Task: Locate the string "hotel" throughout the material and copy every line in which it occurs.

(Some records)
************

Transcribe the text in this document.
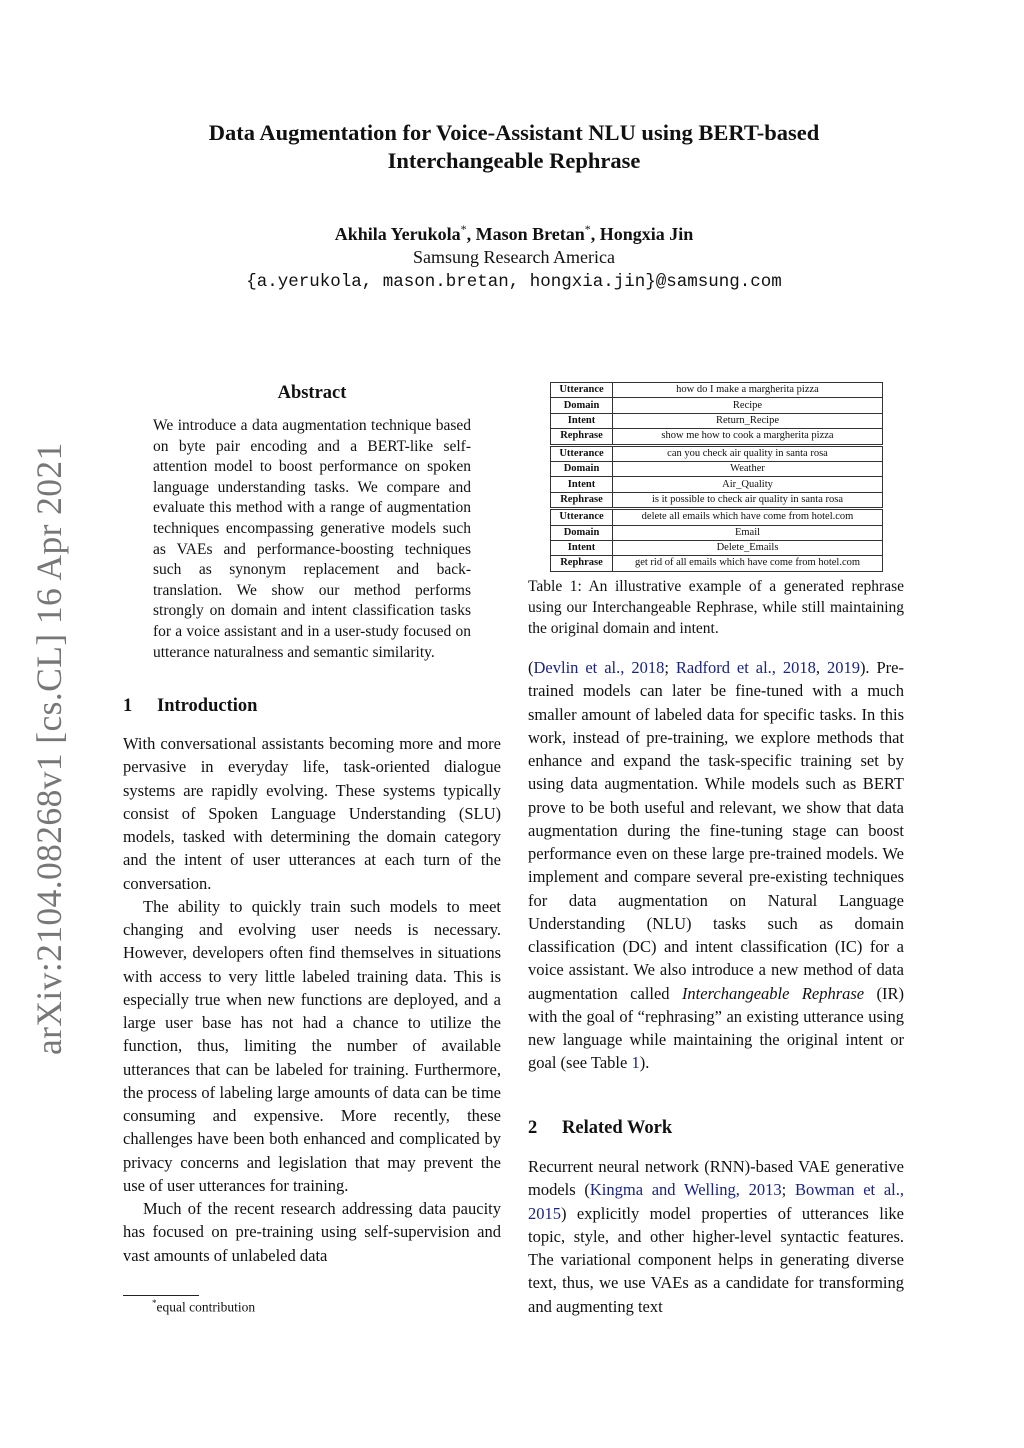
arXiv:2104.08268v1 [cs.CL] 16 Apr 2021
Data Augmentation for Voice-Assistant NLU using BERT-based
Interchangeable Rephrase
Akhila Yerukola*, Mason Bretan*, Hongxia Jin
Samsung Research America
{a.yerukola, mason.bretan, hongxia.jin}@samsung.com
Abstract
We introduce a data augmentation technique based on byte pair encoding and a BERT-like self-attention model to boost performance on spoken language understanding tasks. We compare and evaluate this method with a range of augmentation techniques encompassing generative models such as VAEs and performance-boosting techniques such as synonym replacement and back-translation. We show our method performs strongly on domain and intent classification tasks for a voice assistant and in a user-study focused on utterance naturalness and semantic similarity.
1 Introduction

With conversational assistants becoming more and more pervasive in everyday life, task-oriented dialogue systems are rapidly evolving. These systems typically consist of Spoken Language Understanding (SLU) models, tasked with determining the domain category and the intent of user utterances at each turn of the conversation.

The ability to quickly train such models to meet changing and evolving user needs is necessary. However, developers often find themselves in situations with access to very little labeled training data. This is especially true when new functions are deployed, and a large user base has not had a chance to utilize the function, thus, limiting the number of available utterances that can be labeled for training. Furthermore, the process of labeling large amounts of data can be time consuming and expensive. More recently, these challenges have been both enhanced and complicated by privacy concerns and legislation that may prevent the use of user utterances for training.

Much of the recent research addressing data paucity has focused on pre-training using self-supervision and vast amounts of unlabeled data

*equal contribution
Utterance	how do I make a margherita pizza
Domain	Recipe
Intent	Return_Recipe
Rephrase	show me how to cook a margherita pizza

Utterance	can you check air quality in santa rosa
Domain	Weather
Intent	Air_Quality
Rephrase	is it possible to check air quality in santa rosa

Utterance	delete all emails which have come from hotel.com
Domain	Email
Intent	Delete_Emails
Rephrase	get rid of all emails which have come from hotel.com
Table 1: An illustrative example of a generated rephrase using our Interchangeable Rephrase, while still maintaining the original domain and intent.

(Devlin et al., 2018; Radford et al., 2018, 2019). Pre-trained models can later be fine-tuned with a much smaller amount of labeled data for specific tasks. In this work, instead of pre-training, we explore methods that enhance and expand the task-specific training set by using data augmentation. While models such as BERT prove to be both useful and relevant, we show that data augmentation during the fine-tuning stage can boost performance even on these large pre-trained models. We implement and compare several pre-existing techniques for data augmentation on Natural Language Understanding (NLU) tasks such as domain classification (DC) and intent classification (IC) for a voice assistant. We also introduce a new method of data augmentation called Interchangeable Rephrase (IR) with the goal of “rephrasing” an existing utterance using new language while maintaining the original intent or goal (see Table 1).

2 Related Work

Recurrent neural network (RNN)-based VAE generative models (Kingma and Welling, 2013; Bowman et al., 2015) explicitly model properties of utterances like topic, style, and other higher-level syntactic features. The variational component helps in generating diverse text, thus, we use VAEs as a candidate for transforming and augmenting text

************

Written answer:
Utterance	delete all emails which have come from hotel.com
Rephrase	get rid of all emails which have come from hotel.com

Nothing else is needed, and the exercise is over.